Where a line of the listing below includes the word "Alpha", reproduce that line.

# Start of Records to process

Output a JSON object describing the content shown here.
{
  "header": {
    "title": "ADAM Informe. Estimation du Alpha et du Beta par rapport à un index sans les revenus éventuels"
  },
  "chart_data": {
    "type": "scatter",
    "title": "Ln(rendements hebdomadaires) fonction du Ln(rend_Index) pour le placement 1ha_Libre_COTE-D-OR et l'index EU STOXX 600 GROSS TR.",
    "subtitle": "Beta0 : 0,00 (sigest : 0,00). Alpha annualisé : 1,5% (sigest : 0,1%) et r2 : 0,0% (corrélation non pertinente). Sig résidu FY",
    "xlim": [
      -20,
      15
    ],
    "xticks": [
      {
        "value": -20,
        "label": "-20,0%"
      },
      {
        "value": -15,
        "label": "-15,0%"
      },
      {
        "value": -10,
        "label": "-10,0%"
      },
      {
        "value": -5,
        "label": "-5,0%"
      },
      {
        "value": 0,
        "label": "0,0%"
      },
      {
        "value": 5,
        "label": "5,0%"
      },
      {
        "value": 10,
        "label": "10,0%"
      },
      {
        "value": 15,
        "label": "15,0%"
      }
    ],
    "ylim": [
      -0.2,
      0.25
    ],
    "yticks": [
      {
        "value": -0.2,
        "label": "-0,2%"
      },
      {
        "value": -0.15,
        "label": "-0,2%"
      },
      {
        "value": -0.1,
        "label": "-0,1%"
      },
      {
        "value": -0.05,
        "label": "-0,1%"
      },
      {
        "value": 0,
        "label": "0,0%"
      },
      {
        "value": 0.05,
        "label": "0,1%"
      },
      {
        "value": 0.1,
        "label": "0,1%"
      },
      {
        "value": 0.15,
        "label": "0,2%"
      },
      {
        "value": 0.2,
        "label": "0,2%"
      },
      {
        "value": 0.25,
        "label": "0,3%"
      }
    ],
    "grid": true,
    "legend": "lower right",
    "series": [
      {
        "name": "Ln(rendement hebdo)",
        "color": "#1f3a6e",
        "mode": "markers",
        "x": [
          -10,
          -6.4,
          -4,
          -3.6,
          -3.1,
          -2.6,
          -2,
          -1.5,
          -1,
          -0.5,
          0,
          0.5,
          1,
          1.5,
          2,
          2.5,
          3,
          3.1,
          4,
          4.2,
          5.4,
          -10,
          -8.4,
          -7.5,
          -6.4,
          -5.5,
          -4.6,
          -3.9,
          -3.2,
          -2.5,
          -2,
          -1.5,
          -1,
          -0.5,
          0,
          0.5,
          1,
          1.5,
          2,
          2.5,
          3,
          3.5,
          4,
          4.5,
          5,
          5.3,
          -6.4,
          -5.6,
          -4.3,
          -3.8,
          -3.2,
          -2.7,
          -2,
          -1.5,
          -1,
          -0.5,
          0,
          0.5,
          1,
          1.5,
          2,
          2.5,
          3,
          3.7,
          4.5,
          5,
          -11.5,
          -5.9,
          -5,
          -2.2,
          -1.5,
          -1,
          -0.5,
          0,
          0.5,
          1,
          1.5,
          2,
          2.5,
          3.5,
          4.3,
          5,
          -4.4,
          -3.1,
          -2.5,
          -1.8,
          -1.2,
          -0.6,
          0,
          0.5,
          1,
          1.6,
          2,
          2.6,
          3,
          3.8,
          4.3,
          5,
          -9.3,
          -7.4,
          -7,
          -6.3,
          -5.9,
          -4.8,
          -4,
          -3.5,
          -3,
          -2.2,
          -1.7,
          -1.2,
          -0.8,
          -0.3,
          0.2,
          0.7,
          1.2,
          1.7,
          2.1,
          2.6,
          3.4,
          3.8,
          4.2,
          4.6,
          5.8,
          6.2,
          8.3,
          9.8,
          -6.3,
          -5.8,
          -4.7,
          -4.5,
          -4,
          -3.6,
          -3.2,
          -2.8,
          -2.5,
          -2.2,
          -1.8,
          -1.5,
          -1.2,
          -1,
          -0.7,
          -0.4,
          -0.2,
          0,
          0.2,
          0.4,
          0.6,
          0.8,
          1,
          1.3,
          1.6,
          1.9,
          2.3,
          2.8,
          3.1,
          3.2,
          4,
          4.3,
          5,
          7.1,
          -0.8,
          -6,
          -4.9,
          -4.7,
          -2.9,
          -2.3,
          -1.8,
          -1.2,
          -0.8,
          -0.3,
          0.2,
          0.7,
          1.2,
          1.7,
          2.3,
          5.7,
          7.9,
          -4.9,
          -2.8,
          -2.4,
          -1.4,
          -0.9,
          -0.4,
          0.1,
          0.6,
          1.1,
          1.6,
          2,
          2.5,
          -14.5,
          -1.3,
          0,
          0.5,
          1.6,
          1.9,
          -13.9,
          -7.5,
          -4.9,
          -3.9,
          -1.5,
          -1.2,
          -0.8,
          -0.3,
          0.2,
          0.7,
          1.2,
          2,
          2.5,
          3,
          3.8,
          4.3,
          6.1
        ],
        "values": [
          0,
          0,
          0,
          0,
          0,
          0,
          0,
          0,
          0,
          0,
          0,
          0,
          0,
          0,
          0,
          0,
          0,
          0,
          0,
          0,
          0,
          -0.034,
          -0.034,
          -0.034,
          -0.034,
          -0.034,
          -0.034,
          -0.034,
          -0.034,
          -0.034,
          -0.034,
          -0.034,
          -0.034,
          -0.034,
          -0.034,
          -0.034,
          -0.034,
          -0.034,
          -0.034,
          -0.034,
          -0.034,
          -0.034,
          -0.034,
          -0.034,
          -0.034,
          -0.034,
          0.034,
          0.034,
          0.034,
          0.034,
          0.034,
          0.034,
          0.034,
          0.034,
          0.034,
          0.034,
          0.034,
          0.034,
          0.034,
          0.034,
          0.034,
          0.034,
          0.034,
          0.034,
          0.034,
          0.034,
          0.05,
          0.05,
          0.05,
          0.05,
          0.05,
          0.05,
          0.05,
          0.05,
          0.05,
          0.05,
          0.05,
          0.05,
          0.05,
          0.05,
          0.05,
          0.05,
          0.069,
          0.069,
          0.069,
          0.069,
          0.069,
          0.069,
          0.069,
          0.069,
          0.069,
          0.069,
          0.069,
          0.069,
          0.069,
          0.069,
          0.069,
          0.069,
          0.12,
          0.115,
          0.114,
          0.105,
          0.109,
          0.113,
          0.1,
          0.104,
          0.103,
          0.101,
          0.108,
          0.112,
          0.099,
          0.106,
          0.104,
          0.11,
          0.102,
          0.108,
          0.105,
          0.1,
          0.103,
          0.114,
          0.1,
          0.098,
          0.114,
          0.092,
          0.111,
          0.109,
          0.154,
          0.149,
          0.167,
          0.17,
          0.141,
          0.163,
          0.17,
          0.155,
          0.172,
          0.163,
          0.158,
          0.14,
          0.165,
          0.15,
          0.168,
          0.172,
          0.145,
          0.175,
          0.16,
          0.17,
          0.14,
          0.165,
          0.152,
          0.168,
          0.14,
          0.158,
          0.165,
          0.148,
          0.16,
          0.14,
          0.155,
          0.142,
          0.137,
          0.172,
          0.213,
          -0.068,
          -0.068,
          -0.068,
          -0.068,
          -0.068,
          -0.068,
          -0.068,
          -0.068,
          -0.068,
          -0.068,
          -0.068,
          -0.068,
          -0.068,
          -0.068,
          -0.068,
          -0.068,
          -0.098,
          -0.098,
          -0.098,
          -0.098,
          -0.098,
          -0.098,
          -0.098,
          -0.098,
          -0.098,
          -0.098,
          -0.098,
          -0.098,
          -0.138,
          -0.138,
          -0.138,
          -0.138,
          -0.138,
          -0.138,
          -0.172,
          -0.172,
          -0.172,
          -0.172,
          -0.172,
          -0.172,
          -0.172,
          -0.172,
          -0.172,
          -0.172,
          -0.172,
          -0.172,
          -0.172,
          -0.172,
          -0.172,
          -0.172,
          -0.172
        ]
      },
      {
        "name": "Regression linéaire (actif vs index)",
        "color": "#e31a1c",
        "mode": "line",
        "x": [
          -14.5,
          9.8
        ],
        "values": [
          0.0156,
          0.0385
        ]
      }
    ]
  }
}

# End of Records to process

Solution for this problem:
    "title": "ADAM Informe. Estimation du Alpha et du Beta par rapport à un index sans les revenus éventuels"
    "subtitle": "Beta0 : 0,00 (sigest : 0,00). Alpha annualisé : 1,5% (sigest : 0,1%) et r2 : 0,0% (corrélation non pertinente). Sig résidu FY",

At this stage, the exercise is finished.